------ Text provided ------

Adobe Interview Question
Software Engineer / DevelopersFind the pivot element, i.e the initial random number using binary search and perform the binary search on left or right part.
Erik: you understood the problem? could you please rephrase it so we could all understand?
I think the problem is :
Suppose we have an array {1 2 3 4 5 6 7}. We choose a random number lets say 3. Now all elements on right of 3 are moved to its left and vice versa.The array then is {4 5 6 7 3 1 2}. We need to search for a particular number in this array.
I hope its correct.
Even then Eric's solution would be ok.
1]Check on the number selected.
2]Shift the numbers as per the requirement.
3]I believe, if the shifts happen as per Spec's assumption,
the sub arrays with the pivot as the selected number are still sorted.
4] Now again select a number to be searched. If greater than the pivot, perform binary search on the left subarray or else of smaller than the pivot perform binary search on the right subarray.
Please advise.
Binary search
1. Check no in middle
2. If no is > mid item then check if no is < last item then check in upper half else check in lower half.
If no is < then mid then check if no is > first item then check it in lower half else check it in upper half.
3. Repeat step 1 & 2
binary_search(int x,int low,int high)
{
mid = (low+high) / 2;
if(A[mid] == data)
{
printf("the data is found at the index %d",mid);
}
if(data > A[mid])
if( A[high] > data)
{
binary_search(data, mid+1, high);
}
else
{
binary_search(data,low,mid-1);
}
else(data < A[mid])
if(data < A[low])
{
binary_search(data,mid+1,high);
}
else
binary_searhc(data,low,mid-1);
}
decide whether the sequence is asending or descending. now find the pivot by
dividing the data set into 2 power parts(we have 1, 3, 7 ... partition points and compare the data at those points, as you know whether they are ascending or descending) and find where the flow of ascending or descending breaks (and starts again).. and there we have pivot. after finding pivot, it is cakewalk with binary search.. read till you understand..
Ok, nagendra can you please give the basic idea or a proof of concept behind your approach. I can see that it works but cant convince myself.
And yes can somebody or the one who posted the ques throw light on the fact "whether we know the position of the pivot while shuffling the array". If yes the ques is pretty straight forward.
Suppose the elements are {10,15,20,25,30,35,40} and the random no is 20. The new array would be {25,30,35,40,20,10,15}. Suppose the no. to be searched is x.
Step1. Find index of random no. i.e 20. can be done in O(n) or could have been cached earlier.
Step2. Check x with random no i.e Array[index] i.e 20.
Step3. If x is greater than random no, then do binary search between elements 0 to index-1. If x is less than random no, then do binary search between elements index+1 to Arraymax
Every one knows binary search.
The logic is that all elements above random no is sorted and all elements below random no are sorted. Hence we need to manually identify where x falls and then use binary search
binSearch(int low,int high,int data, int arr[]){
mid = (high + low) /2;
if (A[mid-1] < A[mid] && A[mid] < A[mid-1]){ // we are in the increasing range
if(A[mid) < data)
binSearch(mid,high,data,arr)

------

• Prompt 1: Write out again the records from their first line through the line that contains "432, 40, 446]", with both of those lines included.

------ Extracted data ------

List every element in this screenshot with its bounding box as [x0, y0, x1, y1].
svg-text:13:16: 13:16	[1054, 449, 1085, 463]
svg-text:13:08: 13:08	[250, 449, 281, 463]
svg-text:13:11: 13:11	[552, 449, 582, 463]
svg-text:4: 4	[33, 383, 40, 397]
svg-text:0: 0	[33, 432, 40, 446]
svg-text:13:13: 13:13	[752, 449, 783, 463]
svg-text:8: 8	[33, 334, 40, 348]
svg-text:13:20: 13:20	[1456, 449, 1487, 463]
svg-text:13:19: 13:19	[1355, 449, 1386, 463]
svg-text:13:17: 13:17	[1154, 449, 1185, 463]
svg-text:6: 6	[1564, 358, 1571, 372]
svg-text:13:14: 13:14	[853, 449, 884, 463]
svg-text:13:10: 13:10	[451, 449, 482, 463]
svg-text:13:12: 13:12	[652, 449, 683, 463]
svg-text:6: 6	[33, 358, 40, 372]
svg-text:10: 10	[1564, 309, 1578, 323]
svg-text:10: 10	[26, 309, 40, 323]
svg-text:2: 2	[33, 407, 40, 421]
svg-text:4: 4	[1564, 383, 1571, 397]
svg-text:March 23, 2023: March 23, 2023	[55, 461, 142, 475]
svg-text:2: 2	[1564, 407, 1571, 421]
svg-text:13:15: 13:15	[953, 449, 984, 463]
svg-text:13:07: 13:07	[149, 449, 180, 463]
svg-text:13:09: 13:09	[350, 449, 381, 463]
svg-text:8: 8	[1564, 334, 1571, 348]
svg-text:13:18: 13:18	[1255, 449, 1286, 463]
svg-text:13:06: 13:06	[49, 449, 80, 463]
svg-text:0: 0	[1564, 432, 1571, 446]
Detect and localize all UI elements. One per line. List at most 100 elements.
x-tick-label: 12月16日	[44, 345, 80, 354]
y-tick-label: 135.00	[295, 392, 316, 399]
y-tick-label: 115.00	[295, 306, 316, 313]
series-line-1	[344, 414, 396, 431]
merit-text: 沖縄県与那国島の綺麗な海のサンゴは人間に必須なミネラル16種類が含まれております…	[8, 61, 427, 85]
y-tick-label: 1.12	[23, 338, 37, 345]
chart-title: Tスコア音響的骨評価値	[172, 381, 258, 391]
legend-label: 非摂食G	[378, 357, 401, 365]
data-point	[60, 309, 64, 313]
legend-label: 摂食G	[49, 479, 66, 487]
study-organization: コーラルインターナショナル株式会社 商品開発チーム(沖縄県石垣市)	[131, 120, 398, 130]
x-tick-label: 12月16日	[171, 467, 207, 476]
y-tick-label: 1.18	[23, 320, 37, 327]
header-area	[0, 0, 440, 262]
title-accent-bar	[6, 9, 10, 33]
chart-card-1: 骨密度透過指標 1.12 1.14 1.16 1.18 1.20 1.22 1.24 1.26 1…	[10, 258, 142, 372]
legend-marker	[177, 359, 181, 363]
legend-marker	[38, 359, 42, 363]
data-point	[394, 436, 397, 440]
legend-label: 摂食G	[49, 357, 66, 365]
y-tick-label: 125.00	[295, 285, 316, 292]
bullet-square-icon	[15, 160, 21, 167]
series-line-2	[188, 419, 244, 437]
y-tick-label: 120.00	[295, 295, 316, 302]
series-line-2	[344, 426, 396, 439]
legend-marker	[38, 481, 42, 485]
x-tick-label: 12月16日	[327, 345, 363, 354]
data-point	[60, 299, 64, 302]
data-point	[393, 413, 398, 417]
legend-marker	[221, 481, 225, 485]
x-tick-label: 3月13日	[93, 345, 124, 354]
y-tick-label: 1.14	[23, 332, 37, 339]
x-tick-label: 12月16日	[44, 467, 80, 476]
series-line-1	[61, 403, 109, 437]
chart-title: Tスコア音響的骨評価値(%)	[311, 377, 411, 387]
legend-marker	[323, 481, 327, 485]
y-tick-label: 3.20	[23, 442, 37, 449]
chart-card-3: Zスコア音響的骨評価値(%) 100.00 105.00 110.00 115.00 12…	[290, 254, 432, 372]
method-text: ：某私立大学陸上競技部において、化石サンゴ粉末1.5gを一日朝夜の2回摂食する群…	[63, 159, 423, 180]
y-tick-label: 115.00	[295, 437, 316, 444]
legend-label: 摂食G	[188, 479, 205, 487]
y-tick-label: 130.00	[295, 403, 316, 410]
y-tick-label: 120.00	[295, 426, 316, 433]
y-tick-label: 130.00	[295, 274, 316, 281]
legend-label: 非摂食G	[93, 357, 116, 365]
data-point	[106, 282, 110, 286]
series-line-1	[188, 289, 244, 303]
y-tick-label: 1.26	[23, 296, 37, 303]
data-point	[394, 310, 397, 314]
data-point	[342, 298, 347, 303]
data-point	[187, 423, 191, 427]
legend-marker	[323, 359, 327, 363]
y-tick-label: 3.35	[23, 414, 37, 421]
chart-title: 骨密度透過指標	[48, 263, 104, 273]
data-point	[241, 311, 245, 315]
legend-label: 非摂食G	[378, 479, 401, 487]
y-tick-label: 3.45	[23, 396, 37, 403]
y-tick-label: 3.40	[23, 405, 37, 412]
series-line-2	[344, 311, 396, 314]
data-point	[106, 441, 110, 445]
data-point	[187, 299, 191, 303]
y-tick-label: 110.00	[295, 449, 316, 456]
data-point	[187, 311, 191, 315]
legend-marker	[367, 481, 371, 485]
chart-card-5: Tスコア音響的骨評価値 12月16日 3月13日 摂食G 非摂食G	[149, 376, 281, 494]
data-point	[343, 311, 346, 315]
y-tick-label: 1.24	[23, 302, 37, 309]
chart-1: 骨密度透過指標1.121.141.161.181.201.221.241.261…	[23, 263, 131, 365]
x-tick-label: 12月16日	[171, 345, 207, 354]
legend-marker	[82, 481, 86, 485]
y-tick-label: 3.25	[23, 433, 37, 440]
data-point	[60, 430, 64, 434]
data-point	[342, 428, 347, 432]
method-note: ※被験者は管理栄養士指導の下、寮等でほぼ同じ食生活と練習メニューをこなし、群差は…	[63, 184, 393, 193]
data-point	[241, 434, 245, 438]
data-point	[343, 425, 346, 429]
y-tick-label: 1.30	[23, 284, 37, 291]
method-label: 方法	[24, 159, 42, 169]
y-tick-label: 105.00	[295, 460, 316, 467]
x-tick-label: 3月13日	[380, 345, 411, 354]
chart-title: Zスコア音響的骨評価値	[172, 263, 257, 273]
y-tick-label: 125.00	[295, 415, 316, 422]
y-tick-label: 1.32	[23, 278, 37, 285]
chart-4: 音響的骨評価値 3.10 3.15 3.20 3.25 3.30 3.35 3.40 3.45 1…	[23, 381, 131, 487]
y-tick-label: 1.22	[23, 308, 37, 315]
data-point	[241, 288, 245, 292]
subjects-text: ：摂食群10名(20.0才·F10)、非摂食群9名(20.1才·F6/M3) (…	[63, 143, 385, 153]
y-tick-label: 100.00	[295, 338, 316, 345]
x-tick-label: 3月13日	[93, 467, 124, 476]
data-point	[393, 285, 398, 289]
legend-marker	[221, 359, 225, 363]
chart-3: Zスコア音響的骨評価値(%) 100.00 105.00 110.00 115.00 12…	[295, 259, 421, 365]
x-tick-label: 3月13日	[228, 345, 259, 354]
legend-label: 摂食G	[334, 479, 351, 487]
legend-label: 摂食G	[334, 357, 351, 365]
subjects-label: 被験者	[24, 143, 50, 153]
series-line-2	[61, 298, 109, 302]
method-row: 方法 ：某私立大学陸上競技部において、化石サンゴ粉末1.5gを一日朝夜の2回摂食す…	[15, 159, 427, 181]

------

• Prompt 2: Transcribe the forum thread word for word, beginning at the words "I think the" and stopping after the words "in lower half.".

• Exercise solution 1:
List every element in this screenshot with its bounding box as [x0, y0, x1, y1].
svg-text:13:16: 13:16	[1054, 449, 1085, 463]
svg-text:13:08: 13:08	[250, 449, 281, 463]
svg-text:13:11: 13:11	[552, 449, 582, 463]
svg-text:4: 4	[33, 383, 40, 397]
svg-text:0: 0	[33, 432, 40, 446]

• Exercise solution 2:
I think the problem is :
Suppose we have an array {1 2 3 4 5 6 7}. We choose a random number lets say 3. Now all elements on right of 3 are moved to its left and vice versa.The array then is {4 5 6 7 3 1 2}. We need to search for a particular number in this array.
I hope its correct.
Even then Eric's solution would be ok.
1]Check on the number selected.
2]Shift the numbers as per the requirement.
3]I believe, if the shifts happen as per Spec's assumption,
the sub arrays with the pivot as the selected number are still sorted.
4] Now again select a number to be searched. If greater than the pivot, perform binary search on the left subarray or else of smaller than the pivot perform binary search on the right subarray.
Please advise.
Binary search
1. Check no in middle
2. If no is > mid item then check if no is < last item then check in upper half else check in lower half.